EXERCISE:
Reply with the count of lines holding "Consumer", nothing more.

(Figure content listings)
— Start —

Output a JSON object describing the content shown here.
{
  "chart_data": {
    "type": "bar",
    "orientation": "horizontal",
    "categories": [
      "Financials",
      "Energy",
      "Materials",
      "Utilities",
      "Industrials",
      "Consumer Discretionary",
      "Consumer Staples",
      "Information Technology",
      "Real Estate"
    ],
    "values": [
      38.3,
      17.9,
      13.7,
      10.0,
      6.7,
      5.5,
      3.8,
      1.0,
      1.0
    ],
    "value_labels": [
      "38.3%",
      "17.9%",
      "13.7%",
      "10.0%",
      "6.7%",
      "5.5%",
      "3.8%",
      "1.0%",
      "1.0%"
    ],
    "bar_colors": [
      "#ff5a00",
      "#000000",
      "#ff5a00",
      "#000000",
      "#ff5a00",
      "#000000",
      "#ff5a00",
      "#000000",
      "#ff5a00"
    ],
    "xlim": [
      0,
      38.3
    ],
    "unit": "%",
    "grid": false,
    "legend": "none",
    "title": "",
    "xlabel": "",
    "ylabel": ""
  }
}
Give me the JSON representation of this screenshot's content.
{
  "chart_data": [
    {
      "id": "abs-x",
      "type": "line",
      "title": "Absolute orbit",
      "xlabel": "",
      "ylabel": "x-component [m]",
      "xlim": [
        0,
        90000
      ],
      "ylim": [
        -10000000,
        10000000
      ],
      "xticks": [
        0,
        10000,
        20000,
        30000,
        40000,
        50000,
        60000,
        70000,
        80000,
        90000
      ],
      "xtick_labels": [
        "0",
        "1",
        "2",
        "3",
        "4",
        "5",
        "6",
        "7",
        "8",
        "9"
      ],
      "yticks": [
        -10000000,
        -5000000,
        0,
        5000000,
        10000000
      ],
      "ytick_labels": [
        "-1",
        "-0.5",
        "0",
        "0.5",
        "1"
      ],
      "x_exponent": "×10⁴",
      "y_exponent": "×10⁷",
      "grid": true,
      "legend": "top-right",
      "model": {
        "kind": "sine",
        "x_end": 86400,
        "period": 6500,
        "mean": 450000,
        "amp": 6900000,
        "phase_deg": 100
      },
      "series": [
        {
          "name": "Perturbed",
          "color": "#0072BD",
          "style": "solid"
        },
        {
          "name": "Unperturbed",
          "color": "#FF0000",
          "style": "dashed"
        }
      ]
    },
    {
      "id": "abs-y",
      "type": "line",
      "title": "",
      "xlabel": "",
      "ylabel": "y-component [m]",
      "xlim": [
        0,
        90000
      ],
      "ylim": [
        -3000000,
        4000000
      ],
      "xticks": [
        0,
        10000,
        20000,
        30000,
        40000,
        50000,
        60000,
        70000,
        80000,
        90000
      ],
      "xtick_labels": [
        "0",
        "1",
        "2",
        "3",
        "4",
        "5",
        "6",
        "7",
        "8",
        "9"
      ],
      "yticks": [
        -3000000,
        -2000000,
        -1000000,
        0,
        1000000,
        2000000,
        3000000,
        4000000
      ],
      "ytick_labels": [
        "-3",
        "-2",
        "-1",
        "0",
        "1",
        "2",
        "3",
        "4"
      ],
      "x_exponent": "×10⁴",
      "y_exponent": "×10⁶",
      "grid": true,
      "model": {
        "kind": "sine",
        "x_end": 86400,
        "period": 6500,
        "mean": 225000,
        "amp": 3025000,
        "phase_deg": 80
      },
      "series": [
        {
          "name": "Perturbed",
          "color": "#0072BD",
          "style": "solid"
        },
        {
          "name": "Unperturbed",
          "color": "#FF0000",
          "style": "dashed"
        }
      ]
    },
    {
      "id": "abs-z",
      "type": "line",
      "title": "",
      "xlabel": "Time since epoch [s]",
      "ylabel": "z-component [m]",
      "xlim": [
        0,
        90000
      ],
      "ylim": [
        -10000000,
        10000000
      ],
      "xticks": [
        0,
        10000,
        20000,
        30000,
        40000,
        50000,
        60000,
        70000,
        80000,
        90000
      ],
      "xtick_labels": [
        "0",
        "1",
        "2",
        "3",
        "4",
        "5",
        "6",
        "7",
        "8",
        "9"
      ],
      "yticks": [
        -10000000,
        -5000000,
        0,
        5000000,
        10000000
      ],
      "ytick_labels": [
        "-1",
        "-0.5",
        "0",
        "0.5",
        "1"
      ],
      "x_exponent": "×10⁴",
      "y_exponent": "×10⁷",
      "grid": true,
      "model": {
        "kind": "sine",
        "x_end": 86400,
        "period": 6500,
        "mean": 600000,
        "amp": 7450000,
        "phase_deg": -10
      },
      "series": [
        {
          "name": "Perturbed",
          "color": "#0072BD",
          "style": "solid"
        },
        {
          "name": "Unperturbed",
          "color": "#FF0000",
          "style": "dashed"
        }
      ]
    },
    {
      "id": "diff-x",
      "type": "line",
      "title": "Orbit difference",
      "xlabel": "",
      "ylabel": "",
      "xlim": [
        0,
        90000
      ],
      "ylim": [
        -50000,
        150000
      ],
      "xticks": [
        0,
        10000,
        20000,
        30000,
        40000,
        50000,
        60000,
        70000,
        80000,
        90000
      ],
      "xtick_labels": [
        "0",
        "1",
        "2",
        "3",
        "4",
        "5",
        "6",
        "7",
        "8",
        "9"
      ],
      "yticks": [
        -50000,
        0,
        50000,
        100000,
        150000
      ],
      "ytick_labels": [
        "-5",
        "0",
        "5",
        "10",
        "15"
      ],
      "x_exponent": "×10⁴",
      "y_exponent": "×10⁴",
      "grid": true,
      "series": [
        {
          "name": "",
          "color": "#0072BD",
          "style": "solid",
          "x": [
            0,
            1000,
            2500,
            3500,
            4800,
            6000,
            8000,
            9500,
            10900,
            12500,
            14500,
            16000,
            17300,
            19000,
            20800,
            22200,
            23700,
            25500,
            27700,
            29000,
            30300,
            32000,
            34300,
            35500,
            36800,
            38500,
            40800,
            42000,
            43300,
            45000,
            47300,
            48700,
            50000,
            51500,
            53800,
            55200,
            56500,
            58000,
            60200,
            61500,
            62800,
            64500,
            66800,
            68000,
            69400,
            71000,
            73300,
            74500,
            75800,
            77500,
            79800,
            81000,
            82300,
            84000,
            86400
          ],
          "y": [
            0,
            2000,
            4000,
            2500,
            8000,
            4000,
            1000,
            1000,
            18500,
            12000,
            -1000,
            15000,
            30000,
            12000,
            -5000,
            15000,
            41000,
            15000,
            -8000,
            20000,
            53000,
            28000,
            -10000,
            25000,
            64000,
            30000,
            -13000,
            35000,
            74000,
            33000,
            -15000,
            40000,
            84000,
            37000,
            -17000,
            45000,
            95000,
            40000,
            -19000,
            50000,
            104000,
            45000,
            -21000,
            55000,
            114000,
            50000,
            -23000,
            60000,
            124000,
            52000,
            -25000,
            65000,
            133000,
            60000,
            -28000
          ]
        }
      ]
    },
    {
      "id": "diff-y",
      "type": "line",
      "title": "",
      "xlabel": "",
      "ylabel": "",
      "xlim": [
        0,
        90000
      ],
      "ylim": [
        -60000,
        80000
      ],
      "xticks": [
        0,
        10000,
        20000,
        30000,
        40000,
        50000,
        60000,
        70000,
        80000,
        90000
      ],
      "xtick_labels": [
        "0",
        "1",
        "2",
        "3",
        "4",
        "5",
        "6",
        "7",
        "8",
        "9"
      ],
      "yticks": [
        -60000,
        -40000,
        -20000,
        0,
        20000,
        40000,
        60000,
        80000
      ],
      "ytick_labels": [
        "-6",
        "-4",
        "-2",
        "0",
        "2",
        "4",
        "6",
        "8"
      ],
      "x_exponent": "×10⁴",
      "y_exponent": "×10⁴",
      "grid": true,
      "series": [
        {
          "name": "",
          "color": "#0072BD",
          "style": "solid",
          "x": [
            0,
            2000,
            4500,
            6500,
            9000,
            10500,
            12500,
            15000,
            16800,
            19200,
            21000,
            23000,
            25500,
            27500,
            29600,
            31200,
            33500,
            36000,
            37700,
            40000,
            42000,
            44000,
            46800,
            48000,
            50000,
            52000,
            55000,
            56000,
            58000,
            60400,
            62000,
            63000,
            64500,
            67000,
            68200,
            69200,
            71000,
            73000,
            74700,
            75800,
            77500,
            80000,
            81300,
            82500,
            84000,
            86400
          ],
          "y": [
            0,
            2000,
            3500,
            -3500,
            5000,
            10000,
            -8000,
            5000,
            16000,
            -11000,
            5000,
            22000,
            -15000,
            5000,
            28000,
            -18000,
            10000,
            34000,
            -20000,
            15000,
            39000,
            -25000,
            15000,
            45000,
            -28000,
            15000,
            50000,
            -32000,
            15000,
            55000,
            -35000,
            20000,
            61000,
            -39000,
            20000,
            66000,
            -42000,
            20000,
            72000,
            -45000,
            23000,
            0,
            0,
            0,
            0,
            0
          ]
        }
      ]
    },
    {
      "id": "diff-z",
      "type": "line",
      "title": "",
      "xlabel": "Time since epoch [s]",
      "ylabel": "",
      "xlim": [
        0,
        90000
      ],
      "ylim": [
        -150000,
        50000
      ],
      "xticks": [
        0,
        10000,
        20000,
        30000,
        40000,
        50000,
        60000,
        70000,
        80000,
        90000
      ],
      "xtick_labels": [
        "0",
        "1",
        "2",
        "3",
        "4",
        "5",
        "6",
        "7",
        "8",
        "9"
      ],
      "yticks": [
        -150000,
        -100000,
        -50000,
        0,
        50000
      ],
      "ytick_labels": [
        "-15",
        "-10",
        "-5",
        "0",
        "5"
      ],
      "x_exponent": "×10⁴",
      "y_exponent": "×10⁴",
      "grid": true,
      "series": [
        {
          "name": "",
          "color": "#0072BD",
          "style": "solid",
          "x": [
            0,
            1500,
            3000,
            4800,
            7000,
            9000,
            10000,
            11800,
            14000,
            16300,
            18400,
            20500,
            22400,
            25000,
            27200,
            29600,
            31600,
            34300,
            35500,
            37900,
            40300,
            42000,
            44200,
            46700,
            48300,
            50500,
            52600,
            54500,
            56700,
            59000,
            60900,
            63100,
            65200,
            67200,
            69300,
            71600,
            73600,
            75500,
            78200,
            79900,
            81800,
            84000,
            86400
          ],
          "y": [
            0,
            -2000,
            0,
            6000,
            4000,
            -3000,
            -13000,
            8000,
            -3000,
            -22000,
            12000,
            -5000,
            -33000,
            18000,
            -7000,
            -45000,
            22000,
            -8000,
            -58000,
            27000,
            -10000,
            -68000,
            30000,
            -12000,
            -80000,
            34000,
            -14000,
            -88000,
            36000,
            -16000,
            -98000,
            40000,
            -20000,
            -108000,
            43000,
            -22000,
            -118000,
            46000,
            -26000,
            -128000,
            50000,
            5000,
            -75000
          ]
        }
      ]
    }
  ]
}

— End —

RIGHT ANSWER:
2